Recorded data
— BEGIN —
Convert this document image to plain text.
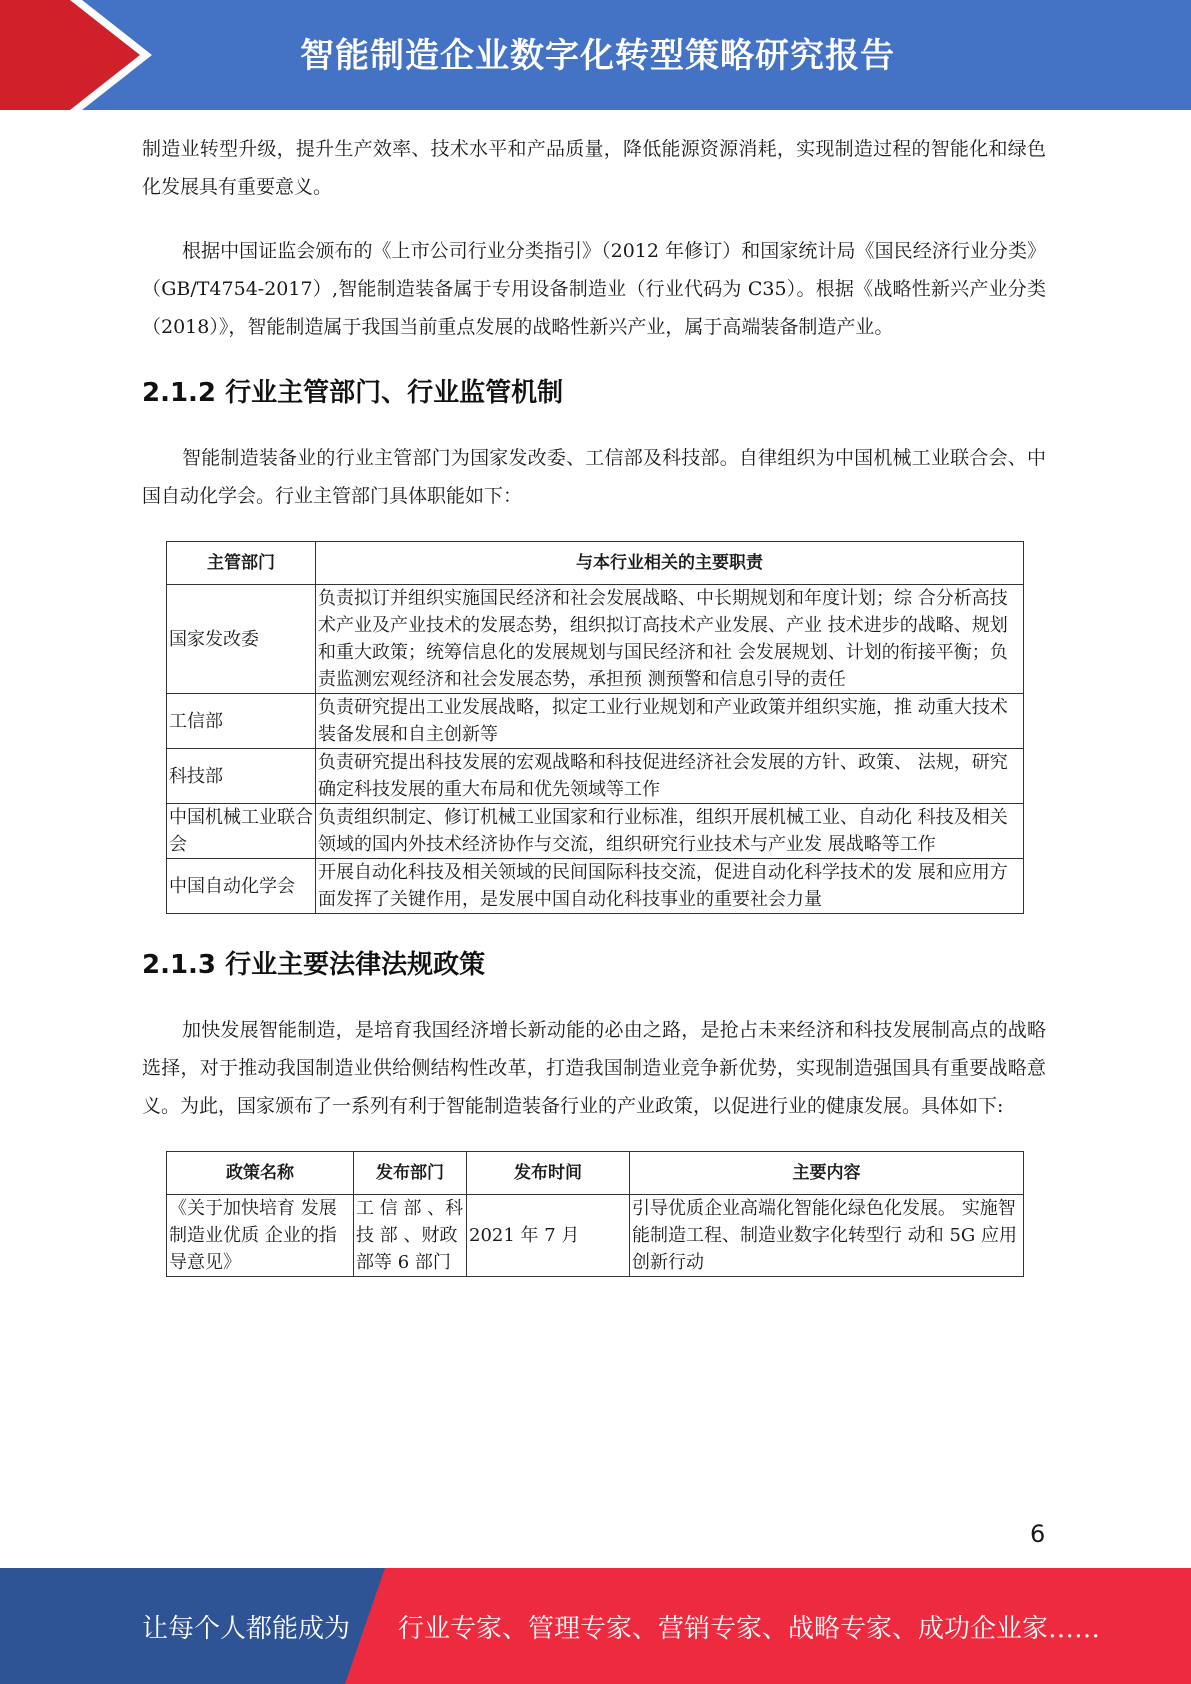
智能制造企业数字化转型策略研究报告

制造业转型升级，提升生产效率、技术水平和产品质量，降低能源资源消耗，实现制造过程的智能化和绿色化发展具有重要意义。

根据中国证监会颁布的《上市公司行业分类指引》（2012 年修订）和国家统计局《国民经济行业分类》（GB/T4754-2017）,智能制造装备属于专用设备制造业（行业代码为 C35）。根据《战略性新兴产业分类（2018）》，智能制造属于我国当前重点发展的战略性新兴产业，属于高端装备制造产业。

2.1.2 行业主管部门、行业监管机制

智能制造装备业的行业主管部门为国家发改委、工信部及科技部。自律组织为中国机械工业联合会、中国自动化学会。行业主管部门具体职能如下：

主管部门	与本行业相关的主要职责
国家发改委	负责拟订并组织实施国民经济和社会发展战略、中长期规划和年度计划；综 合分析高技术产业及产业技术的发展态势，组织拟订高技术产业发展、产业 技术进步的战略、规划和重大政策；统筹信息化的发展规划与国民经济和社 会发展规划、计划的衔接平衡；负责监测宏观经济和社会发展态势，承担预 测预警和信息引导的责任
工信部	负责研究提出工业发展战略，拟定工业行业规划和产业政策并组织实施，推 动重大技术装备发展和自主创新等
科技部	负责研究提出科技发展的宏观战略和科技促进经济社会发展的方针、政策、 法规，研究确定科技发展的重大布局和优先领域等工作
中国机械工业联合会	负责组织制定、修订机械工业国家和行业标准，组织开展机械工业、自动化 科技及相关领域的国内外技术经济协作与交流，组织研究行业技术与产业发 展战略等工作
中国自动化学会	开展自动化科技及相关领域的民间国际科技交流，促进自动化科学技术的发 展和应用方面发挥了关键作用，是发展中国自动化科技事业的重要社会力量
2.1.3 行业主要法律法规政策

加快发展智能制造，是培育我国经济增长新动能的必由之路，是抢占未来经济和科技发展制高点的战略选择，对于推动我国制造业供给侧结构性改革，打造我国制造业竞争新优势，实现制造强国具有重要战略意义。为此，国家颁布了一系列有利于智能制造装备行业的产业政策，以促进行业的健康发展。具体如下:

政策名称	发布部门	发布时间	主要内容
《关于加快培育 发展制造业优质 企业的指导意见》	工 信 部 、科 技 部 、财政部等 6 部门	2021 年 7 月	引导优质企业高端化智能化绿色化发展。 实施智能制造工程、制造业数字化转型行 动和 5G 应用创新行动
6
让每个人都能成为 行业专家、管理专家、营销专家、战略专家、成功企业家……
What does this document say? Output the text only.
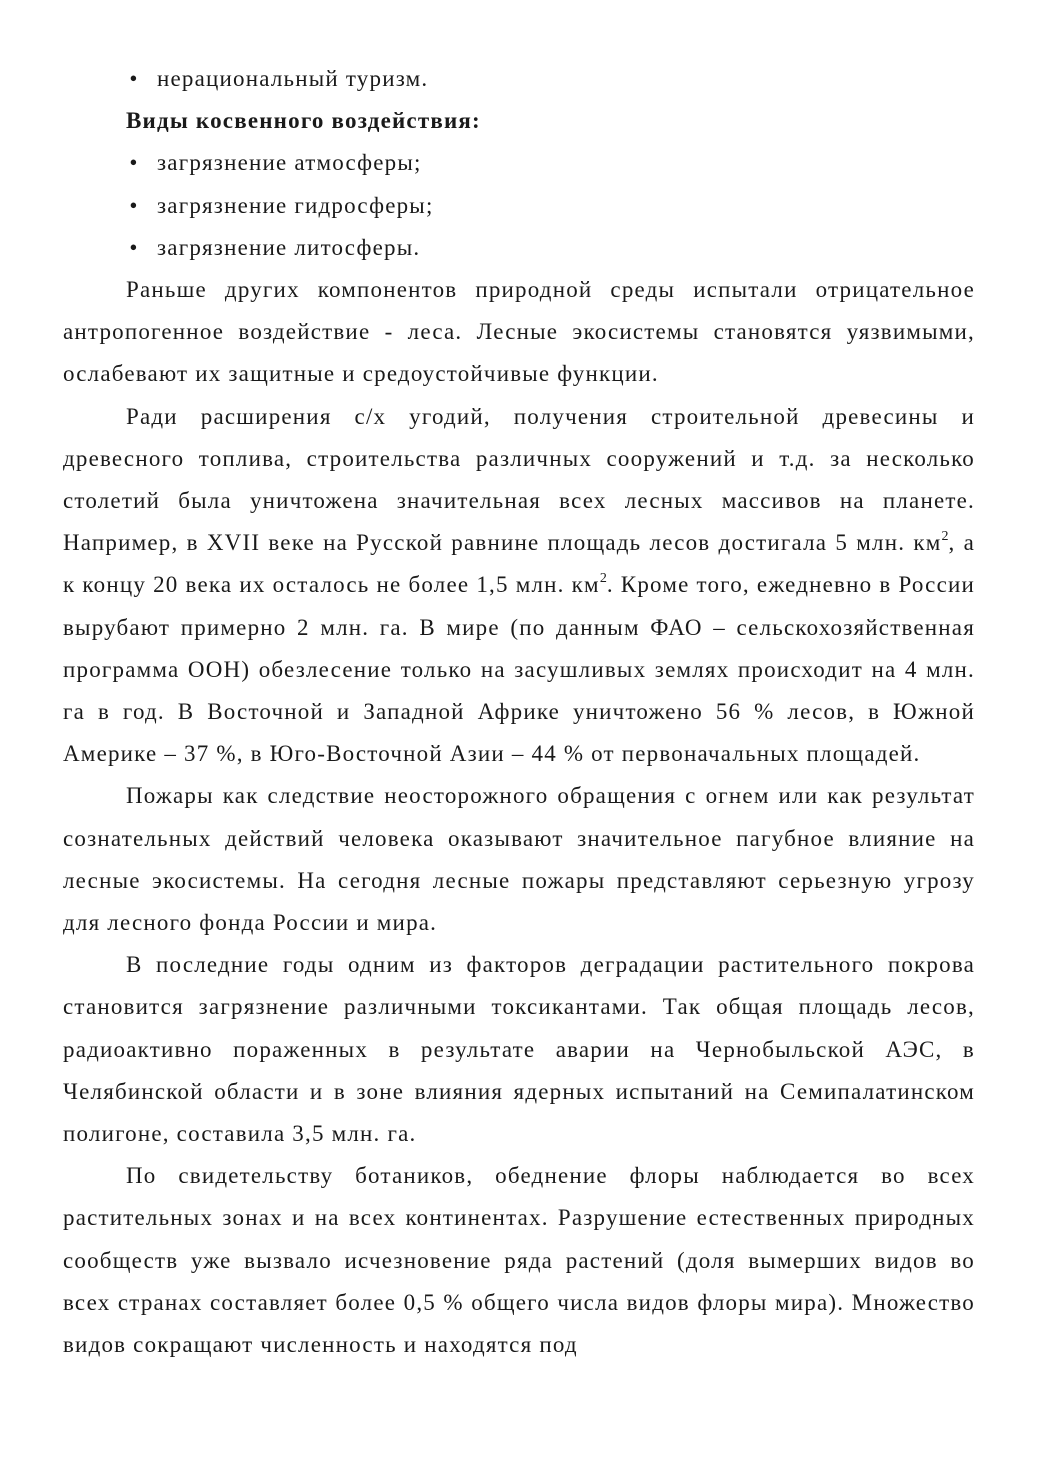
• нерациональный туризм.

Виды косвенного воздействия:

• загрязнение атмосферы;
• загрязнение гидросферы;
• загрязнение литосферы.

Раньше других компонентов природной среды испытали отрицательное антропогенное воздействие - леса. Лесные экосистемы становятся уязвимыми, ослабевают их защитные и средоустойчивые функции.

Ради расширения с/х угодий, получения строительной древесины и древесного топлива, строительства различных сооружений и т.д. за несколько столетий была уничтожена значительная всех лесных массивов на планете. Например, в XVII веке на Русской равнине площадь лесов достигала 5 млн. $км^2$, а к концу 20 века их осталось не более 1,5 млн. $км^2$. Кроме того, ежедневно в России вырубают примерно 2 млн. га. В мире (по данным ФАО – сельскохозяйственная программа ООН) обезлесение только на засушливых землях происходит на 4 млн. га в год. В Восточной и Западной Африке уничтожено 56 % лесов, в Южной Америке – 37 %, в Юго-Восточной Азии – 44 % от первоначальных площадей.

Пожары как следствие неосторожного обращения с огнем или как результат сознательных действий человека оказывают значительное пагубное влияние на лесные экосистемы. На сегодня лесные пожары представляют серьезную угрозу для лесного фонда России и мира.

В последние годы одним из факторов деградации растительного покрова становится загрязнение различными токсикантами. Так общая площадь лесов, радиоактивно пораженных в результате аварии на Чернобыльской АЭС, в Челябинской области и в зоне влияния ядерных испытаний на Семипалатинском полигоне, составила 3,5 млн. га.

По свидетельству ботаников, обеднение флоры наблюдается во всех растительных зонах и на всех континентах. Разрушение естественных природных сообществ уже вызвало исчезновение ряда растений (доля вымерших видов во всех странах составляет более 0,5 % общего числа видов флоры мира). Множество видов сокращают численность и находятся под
— END —
Print every entry exactly as written, without the pictures.

Convert this document image to plain text.
智能制造企业数字化转型策略研究报告

制造业转型升级，提升生产效率、技术水平和产品质量，降低能源资源消耗，实现制造过程的智能化和绿色化发展具有重要意义。

根据中国证监会颁布的《上市公司行业分类指引》（2012 年修订）和国家统计局《国民经济行业分类》（GB/T4754-2017）,智能制造装备属于专用设备制造业（行业代码为 C35）。根据《战略性新兴产业分类（2018）》，智能制造属于我国当前重点发展的战略性新兴产业，属于高端装备制造产业。

2.1.2 行业主管部门、行业监管机制

智能制造装备业的行业主管部门为国家发改委、工信部及科技部。自律组织为中国机械工业联合会、中国自动化学会。行业主管部门具体职能如下：

主管部门	与本行业相关的主要职责
国家发改委	负责拟订并组织实施国民经济和社会发展战略、中长期规划和年度计划；综 合分析高技术产业及产业技术的发展态势，组织拟订高技术产业发展、产业 技术进步的战略、规划和重大政策；统筹信息化的发展规划与国民经济和社 会发展规划、计划的衔接平衡；负责监测宏观经济和社会发展态势，承担预 测预警和信息引导的责任
工信部	负责研究提出工业发展战略，拟定工业行业规划和产业政策并组织实施，推 动重大技术装备发展和自主创新等
科技部	负责研究提出科技发展的宏观战略和科技促进经济社会发展的方针、政策、 法规，研究确定科技发展的重大布局和优先领域等工作
中国机械工业联合会	负责组织制定、修订机械工业国家和行业标准，组织开展机械工业、自动化 科技及相关领域的国内外技术经济协作与交流，组织研究行业技术与产业发 展战略等工作
中国自动化学会	开展自动化科技及相关领域的民间国际科技交流，促进自动化科学技术的发 展和应用方面发挥了关键作用，是发展中国自动化科技事业的重要社会力量
2.1.3 行业主要法律法规政策

加快发展智能制造，是培育我国经济增长新动能的必由之路，是抢占未来经济和科技发展制高点的战略选择，对于推动我国制造业供给侧结构性改革，打造我国制造业竞争新优势，实现制造强国具有重要战略意义。为此，国家颁布了一系列有利于智能制造装备行业的产业政策，以促进行业的健康发展。具体如下:

政策名称	发布部门	发布时间	主要内容
《关于加快培育 发展制造业优质 企业的指导意见》	工 信 部 、科 技 部 、财政部等 6 部门	2021 年 7 月	引导优质企业高端化智能化绿色化发展。 实施智能制造工程、制造业数字化转型行 动和 5G 应用创新行动
6
让每个人都能成为 行业专家、管理专家、营销专家、战略专家、成功企业家……
What does this document say? Output the text only.
• нерациональный туризм.

Виды косвенного воздействия:

• загрязнение атмосферы;
• загрязнение гидросферы;
• загрязнение литосферы.

Раньше других компонентов природной среды испытали отрицательное антропогенное воздействие - леса. Лесные экосистемы становятся уязвимыми, ослабевают их защитные и средоустойчивые функции.

Ради расширения с/х угодий, получения строительной древесины и древесного топлива, строительства различных сооружений и т.д. за несколько столетий была уничтожена значительная всех лесных массивов на планете. Например, в XVII веке на Русской равнине площадь лесов достигала 5 млн. $км^2$, а к концу 20 века их осталось не более 1,5 млн. $км^2$. Кроме того, ежедневно в России вырубают примерно 2 млн. га. В мире (по данным ФАО – сельскохозяйственная программа ООН) обезлесение только на засушливых землях происходит на 4 млн. га в год. В Восточной и Западной Африке уничтожено 56 % лесов, в Южной Америке – 37 %, в Юго-Восточной Азии – 44 % от первоначальных площадей.

Пожары как следствие неосторожного обращения с огнем или как результат сознательных действий человека оказывают значительное пагубное влияние на лесные экосистемы. На сегодня лесные пожары представляют серьезную угрозу для лесного фонда России и мира.

В последние годы одним из факторов деградации растительного покрова становится загрязнение различными токсикантами. Так общая площадь лесов, радиоактивно пораженных в результате аварии на Чернобыльской АЭС, в Челябинской области и в зоне влияния ядерных испытаний на Семипалатинском полигоне, составила 3,5 млн. га.

По свидетельству ботаников, обеднение флоры наблюдается во всех растительных зонах и на всех континентах. Разрушение естественных природных сообществ уже вызвало исчезновение ряда растений (доля вымерших видов во всех странах составляет более 0,5 % общего числа видов флоры мира). Множество видов сокращают численность и находятся под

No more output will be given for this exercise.